## WORK TO COMPLETE
Sum up the EDAC mailing list message below in two sentences.

## TEXT TO READ
All of lore.kernel.org
 help / color / mirror / Atom feed
From: "Prasanna S. Panchamukhi" <prasanna.panchamukhi@riverbed.com>
To: Keith Mannthey <kmannth@us.ibm.com>
Cc: Rob Becker <Rob.Becker@riverbed.com>,
	"bluesmoke-devel@lists.sourceforge.net"
	<bluesmoke-devel@lists.sourceforge.net>,
	Arthur Jones <Arthur.Jones@riverbed.com>,
	"dougthompson@xmission.com" <dougthompson@xmission.com>
Subject: Re: EDAC linux-2.6.34-rc5 non correctable errors not reported on AMD64 opteron
Date: Thu, 29 Apr 2010 15:31:21 -0700	[thread overview]
Message-ID: <20100429223121.GA20899@ppanchamukhi> (raw)
In-Reply-To: <1272579222.3792.18.camel@keith-laptop>

On Thu, Apr 29, 2010 at 03:13:42PM -0700, Keith Mannthey wrote:
> On Thu, 2010-04-29 at 11:30 -0700, Prasanna S. Panchamukhi wrote:
> > Hi Doug,
> > 
> > I am testing Linux-2.6.34-rc5 EDAC driver on AMD64 Opteron.
> > I am able to inject single bit errors and get the edac driver report the 
> > correctable errors.
> > But when I inject 2-bit errors, I did not see any notification or kernel 
> > log, the system simply hangs.
> > This happens with or without edac_mc_panic_on_ue enabled.
> > Please let me know if I am missing something.
> > Below are the details.
> 
> I would have to recheck the specs to be 100% sure but I would consider
> double bit errors to be fatal on normal Opteron boxes. There is a good
> chance your BIOS detects the fatal error and freezes the box to prevent
> data corruption.

Shouldn't the edac driver be reporting Uncorrectable Errors even 
before ..BIOS detects the fatal error and freezes the box?
Did someone already tested the 2-bit error injection and reporting
on AMD64?
Did the edac driver reported Uncorrectable Errors on other architectures
Powerpc/Intel?

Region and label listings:
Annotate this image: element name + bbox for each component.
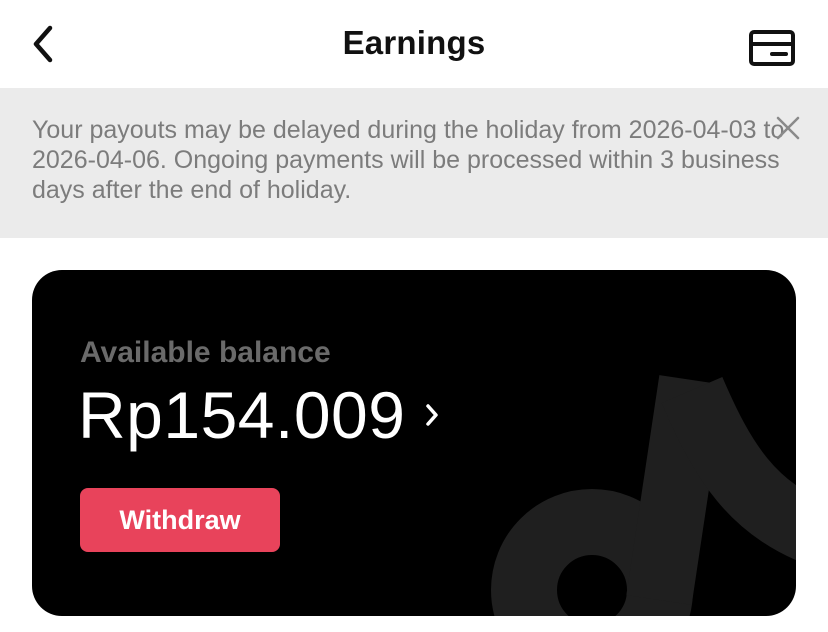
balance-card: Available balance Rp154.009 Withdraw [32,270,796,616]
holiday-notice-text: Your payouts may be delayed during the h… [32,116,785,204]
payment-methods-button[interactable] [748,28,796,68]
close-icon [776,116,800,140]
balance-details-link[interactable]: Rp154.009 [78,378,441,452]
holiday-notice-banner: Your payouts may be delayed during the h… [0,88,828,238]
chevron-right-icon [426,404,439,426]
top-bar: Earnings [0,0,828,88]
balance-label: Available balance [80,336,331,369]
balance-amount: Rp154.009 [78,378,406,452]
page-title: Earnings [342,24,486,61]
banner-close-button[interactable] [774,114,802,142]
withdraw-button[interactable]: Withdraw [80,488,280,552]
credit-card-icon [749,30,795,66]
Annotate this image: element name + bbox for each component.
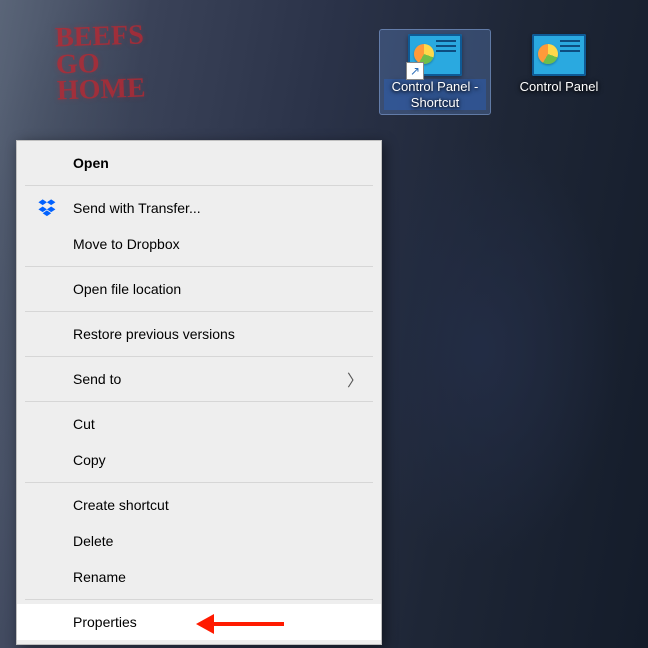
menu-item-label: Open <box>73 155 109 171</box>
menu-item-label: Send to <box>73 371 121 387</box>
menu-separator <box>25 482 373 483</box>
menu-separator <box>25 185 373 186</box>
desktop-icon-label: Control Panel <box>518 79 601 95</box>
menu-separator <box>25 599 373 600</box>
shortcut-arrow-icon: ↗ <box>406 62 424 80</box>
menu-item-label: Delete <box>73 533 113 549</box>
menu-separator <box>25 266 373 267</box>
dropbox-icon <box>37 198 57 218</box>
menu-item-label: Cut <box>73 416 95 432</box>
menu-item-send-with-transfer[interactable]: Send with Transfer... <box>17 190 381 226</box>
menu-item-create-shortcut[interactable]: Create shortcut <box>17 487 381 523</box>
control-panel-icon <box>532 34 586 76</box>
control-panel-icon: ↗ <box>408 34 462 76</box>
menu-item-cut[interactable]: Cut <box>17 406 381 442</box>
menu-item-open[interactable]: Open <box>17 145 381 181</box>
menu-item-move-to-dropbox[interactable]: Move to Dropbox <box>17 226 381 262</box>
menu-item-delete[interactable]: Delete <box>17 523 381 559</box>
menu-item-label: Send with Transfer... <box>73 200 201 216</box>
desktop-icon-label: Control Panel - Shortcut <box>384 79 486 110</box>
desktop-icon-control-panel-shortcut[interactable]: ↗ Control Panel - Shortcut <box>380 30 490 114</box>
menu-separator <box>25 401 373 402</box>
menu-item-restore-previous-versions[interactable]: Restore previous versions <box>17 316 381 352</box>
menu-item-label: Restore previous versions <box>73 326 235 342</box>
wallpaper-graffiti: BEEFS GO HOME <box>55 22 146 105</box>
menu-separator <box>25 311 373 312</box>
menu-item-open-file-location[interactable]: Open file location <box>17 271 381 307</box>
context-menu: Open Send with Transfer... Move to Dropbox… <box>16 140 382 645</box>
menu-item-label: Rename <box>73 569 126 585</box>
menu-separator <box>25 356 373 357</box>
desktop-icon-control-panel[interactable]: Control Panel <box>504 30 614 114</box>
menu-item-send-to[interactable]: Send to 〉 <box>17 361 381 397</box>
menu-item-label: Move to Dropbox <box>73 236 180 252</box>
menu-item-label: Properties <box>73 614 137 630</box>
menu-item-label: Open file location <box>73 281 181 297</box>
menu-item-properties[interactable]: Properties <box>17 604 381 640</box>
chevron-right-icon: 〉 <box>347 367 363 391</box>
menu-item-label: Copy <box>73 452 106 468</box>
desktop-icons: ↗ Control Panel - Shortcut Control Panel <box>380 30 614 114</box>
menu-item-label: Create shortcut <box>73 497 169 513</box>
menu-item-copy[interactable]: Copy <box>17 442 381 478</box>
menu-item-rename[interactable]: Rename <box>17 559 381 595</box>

## CORRECT OUTPUT
While testing the Linux-2.6.34-rc5 EDAC driver on an AMD64 Opteron, Prasanna S. Panchamukhi got correctable single-bit errors reported, but injecting 2-bit errors made the system hang with no notification or kernel log, whether or not edac_mc_panic_on_ue was enabled. Keith Mannthey replied that double-bit errors would be considered fatal on normal Opteron boxes and that the BIOS likely freezes the box to prevent data corruption, and Panchamukhi asked whether the driver should report uncorrectable errors before that happens and whether anyone had tested this on AMD64 or on Powerpc/Intel.